Write out the entries below once more, exactly.

%%

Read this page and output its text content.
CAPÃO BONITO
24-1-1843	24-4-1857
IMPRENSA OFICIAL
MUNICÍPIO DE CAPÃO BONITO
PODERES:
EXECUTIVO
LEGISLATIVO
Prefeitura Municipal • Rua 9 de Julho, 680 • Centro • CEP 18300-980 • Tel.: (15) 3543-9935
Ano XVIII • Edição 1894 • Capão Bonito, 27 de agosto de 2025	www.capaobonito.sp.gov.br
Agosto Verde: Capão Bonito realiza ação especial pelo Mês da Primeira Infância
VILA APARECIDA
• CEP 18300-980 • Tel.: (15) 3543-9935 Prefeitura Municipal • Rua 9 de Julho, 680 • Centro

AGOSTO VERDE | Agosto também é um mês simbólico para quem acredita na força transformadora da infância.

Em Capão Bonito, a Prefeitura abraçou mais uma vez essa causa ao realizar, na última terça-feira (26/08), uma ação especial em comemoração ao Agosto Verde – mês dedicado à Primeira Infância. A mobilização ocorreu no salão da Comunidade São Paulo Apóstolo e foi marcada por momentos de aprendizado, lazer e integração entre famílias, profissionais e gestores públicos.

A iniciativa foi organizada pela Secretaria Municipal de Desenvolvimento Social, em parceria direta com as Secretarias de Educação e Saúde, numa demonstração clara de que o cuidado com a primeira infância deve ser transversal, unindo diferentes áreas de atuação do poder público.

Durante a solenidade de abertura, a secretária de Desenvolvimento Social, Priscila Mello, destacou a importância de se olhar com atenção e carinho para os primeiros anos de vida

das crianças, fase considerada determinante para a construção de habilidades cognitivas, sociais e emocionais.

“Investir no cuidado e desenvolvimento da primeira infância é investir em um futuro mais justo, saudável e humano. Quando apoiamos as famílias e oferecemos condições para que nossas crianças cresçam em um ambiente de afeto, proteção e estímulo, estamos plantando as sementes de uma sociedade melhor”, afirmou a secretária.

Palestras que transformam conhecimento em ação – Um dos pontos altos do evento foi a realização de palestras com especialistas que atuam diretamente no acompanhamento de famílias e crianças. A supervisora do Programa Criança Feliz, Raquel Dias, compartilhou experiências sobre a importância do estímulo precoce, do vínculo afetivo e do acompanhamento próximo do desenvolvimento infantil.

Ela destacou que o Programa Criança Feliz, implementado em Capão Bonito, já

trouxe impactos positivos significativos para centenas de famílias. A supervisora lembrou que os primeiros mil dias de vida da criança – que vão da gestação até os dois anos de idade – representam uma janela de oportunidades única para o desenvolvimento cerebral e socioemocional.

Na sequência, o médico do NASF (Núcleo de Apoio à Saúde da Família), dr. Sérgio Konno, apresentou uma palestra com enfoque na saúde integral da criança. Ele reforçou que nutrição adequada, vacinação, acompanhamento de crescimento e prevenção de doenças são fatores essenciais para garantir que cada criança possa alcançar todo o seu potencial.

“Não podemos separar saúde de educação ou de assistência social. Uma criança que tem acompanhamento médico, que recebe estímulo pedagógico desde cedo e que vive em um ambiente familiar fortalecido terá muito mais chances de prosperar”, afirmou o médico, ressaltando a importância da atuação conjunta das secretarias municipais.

%%

* Reply to the exercise *
Read this page and output its text content.
CAPÃO BONITO
24-1-1843	24-4-1857
IMPRENSA OFICIAL
MUNICÍPIO DE CAPÃO BONITO
PODERES:
EXECUTIVO
LEGISLATIVO
Prefeitura Municipal • Rua 9 de Julho, 680 • Centro • CEP 18300-980 • Tel.: (15) 3543-9935
Ano XVIII • Edição 1894 • Capão Bonito, 27 de agosto de 2025	www.capaobonito.sp.gov.br
Agosto Verde: Capão Bonito realiza ação especial pelo Mês da Primeira Infância
VILA APARECIDA
• CEP 18300-980 • Tel.: (15) 3543-9935 Prefeitura Municipal • Rua 9 de Julho, 680 • Centro

AGOSTO VERDE | Agosto também é um mês simbólico para quem acredita na força transformadora da infância.

Em Capão Bonito, a Prefeitura abraçou mais uma vez essa causa ao realizar, na última terça-feira (26/08), uma ação especial em comemoração ao Agosto Verde – mês dedicado à Primeira Infância. A mobilização ocorreu no salão da Comunidade São Paulo Apóstolo e foi marcada por momentos de aprendizado, lazer e integração entre famílias, profissionais e gestores públicos.

A iniciativa foi organizada pela Secretaria Municipal de Desenvolvimento Social, em parceria direta com as Secretarias de Educação e Saúde, numa demonstração clara de que o cuidado com a primeira infância deve ser transversal, unindo diferentes áreas de atuação do poder público.

Durante a solenidade de abertura, a secretária de Desenvolvimento Social, Priscila Mello, destacou a importância de se olhar com atenção e carinho para os primeiros anos de vida

das crianças, fase considerada determinante para a construção de habilidades cognitivas, sociais e emocionais.

“Investir no cuidado e desenvolvimento da primeira infância é investir em um futuro mais justo, saudável e humano. Quando apoiamos as famílias e oferecemos condições para que nossas crianças cresçam em um ambiente de afeto, proteção e estímulo, estamos plantando as sementes de uma sociedade melhor”, afirmou a secretária.

Palestras que transformam conhecimento em ação – Um dos pontos altos do evento foi a realização de palestras com especialistas que atuam diretamente no acompanhamento de famílias e crianças. A supervisora do Programa Criança Feliz, Raquel Dias, compartilhou experiências sobre a importância do estímulo precoce, do vínculo afetivo e do acompanhamento próximo do desenvolvimento infantil.

Ela destacou que o Programa Criança Feliz, implementado em Capão Bonito, já

trouxe impactos positivos significativos para centenas de famílias. A supervisora lembrou que os primeiros mil dias de vida da criança – que vão da gestação até os dois anos de idade – representam uma janela de oportunidades única para o desenvolvimento cerebral e socioemocional.

Na sequência, o médico do NASF (Núcleo de Apoio à Saúde da Família), dr. Sérgio Konno, apresentou uma palestra com enfoque na saúde integral da criança. Ele reforçou que nutrição adequada, vacinação, acompanhamento de crescimento e prevenção de doenças são fatores essenciais para garantir que cada criança possa alcançar todo o seu potencial.

“Não podemos separar saúde de educação ou de assistência social. Uma criança que tem acompanhamento médico, que recebe estímulo pedagógico desde cedo e que vive em um ambiente familiar fortalecido terá muito mais chances de prosperar”, afirmou o médico, ressaltando a importância da atuação conjunta das secretarias municipais.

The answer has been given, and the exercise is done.